**GOAL OF THE EXERCISE:**
Return all entries precisely as they stand, without the images.
## START THE INPUT
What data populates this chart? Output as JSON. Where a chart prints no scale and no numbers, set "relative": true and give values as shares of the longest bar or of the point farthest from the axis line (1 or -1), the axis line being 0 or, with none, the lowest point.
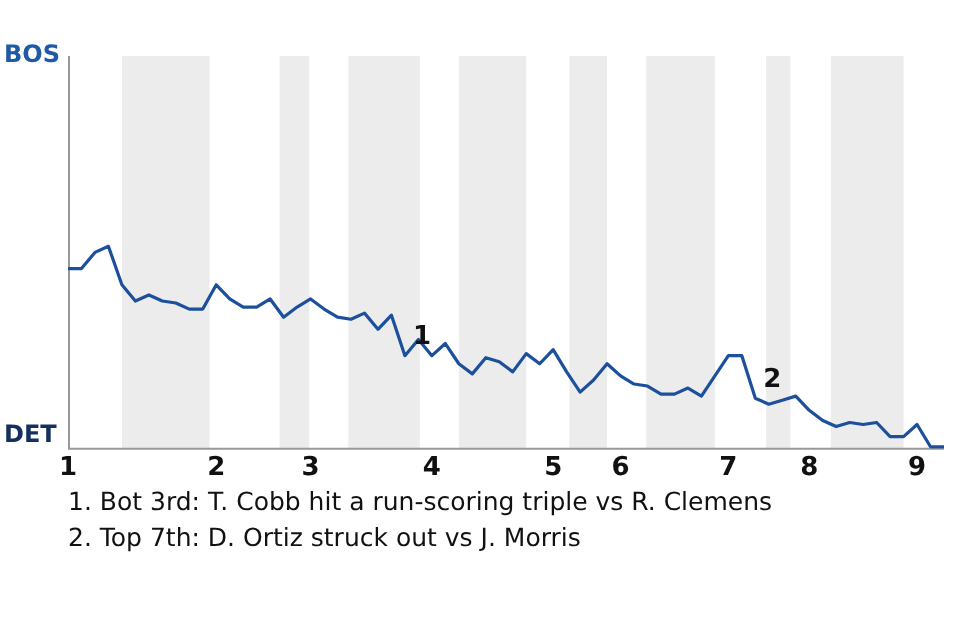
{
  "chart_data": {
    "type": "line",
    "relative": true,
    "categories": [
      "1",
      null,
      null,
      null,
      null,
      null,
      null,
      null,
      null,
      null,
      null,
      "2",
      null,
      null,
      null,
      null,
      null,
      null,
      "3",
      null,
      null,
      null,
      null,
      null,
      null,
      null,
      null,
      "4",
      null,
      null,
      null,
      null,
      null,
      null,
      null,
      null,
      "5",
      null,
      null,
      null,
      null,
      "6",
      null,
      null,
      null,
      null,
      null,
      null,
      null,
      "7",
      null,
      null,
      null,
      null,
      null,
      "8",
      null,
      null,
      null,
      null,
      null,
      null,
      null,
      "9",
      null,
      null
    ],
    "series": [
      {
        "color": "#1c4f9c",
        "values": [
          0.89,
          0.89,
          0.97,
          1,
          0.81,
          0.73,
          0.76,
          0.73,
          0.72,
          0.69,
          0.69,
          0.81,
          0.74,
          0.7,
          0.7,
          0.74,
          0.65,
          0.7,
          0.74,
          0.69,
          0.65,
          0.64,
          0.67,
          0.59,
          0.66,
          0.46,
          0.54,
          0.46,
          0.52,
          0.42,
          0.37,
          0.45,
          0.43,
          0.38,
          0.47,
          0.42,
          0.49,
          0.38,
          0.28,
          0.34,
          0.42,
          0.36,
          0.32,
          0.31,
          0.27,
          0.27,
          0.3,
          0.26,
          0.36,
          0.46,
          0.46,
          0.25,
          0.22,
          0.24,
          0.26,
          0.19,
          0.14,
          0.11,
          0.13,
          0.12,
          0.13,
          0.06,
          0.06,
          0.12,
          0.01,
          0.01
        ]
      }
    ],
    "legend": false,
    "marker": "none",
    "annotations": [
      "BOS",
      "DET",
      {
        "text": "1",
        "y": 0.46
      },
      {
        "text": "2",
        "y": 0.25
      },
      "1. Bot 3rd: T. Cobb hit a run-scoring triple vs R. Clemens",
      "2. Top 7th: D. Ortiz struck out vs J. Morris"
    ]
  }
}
## END THE INPUT
**CORRECT RESPONSE:**
What data populates this chart? Output as JSON. Where a chart prints no scale and no numbers, set "relative": true and give values as shares of the longest bar or of the point farthest from the axis line (1 or -1), the axis line being 0 or, with none, the lowest point.
{
  "chart_data": {
    "type": "line",
    "relative": true,
    "categories": [
      "1",
      null,
      null,
      null,
      null,
      null,
      null,
      null,
      null,
      null,
      null,
      "2",
      null,
      null,
      null,
      null,
      null,
      null,
      "3",
      null,
      null,
      null,
      null,
      null,
      null,
      null,
      null,
      "4",
      null,
      null,
      null,
      null,
      null,
      null,
      null,
      null,
      "5",
      null,
      null,
      null,
      null,
      "6",
      null,
      null,
      null,
      null,
      null,
      null,
      null,
      "7",
      null,
      null,
      null,
      null,
      null,
      "8",
      null,
      null,
      null,
      null,
      null,
      null,
      null,
      "9",
      null,
      null
    ],
    "series": [
      {
        "color": "#1c4f9c",
        "values": [
          0.89,
          0.89,
          0.97,
          1,
          0.81,
          0.73,
          0.76,
          0.73,
          0.72,
          0.69,
          0.69,
          0.81,
          0.74,
          0.7,
          0.7,
          0.74,
          0.65,
          0.7,
          0.74,
          0.69,
          0.65,
          0.64,
          0.67,
          0.59,
          0.66,
          0.46,
          0.54,
          0.46,
          0.52,
          0.42,
          0.37,
          0.45,
          0.43,
          0.38,
          0.47,
          0.42,
          0.49,
          0.38,
          0.28,
          0.34,
          0.42,
          0.36,
          0.32,
          0.31,
          0.27,
          0.27,
          0.3,
          0.26,
          0.36,
          0.46,
          0.46,
          0.25,
          0.22,
          0.24,
          0.26,
          0.19,
          0.14,
          0.11,
          0.13,
          0.12,
          0.13,
          0.06,
          0.06,
          0.12,
          0.01,
          0.01
        ]
      }
    ],
    "legend": false,
    "marker": "none",
    "annotations": [
      "BOS",
      "DET",
      {
        "text": "1",
        "y": 0.46
      },
      {
        "text": "2",
        "y": 0.25
      },
      "1. Bot 3rd: T. Cobb hit a run-scoring triple vs R. Clemens",
      "2. Top 7th: D. Ortiz struck out vs J. Morris"
    ]
  }
}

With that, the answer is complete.